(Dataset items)
%%
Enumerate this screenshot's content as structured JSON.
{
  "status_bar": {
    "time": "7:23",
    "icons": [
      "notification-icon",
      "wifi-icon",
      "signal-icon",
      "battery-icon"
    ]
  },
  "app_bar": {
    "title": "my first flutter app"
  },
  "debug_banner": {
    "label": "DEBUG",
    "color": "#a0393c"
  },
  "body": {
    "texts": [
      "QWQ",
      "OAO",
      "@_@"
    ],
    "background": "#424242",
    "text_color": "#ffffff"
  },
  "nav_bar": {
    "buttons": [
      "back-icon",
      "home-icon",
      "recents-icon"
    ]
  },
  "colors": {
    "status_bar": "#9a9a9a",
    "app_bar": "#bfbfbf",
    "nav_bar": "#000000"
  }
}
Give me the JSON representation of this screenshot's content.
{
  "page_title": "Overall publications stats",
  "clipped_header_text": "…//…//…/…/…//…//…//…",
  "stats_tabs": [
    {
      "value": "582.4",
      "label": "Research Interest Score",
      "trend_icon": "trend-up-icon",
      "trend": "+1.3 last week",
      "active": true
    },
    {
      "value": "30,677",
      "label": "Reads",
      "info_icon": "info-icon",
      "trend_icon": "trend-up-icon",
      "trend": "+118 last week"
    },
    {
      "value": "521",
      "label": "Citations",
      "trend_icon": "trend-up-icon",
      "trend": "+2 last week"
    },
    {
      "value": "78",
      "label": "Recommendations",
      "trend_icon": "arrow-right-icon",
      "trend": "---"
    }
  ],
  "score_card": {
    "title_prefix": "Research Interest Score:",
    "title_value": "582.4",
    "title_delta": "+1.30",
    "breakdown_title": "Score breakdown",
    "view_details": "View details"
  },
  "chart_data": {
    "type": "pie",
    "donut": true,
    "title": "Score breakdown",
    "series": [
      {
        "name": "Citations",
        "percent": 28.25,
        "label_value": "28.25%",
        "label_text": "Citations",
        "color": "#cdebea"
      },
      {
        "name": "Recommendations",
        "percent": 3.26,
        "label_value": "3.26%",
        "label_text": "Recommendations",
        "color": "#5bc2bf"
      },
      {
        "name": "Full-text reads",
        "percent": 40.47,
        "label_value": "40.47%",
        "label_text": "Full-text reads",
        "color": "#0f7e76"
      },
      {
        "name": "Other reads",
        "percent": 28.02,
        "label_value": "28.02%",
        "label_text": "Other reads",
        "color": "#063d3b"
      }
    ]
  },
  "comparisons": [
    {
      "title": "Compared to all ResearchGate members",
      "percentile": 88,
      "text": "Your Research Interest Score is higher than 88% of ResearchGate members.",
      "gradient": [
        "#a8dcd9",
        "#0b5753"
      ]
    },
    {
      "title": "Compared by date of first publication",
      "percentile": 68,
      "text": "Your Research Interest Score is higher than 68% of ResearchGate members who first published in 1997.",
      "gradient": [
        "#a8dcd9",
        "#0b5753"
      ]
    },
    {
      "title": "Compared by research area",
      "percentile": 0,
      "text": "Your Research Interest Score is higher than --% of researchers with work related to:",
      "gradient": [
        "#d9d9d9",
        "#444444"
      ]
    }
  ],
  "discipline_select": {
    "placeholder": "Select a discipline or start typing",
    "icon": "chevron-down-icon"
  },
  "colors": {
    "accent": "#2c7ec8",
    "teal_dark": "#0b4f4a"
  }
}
%%
• _Written exercise_: From the listing above, copy every line that includes the word "Compared".

• _Output below_:
      "title": "Compared to all ResearchGate members",
      "title": "Compared by date of first publication",
      "title": "Compared by research area",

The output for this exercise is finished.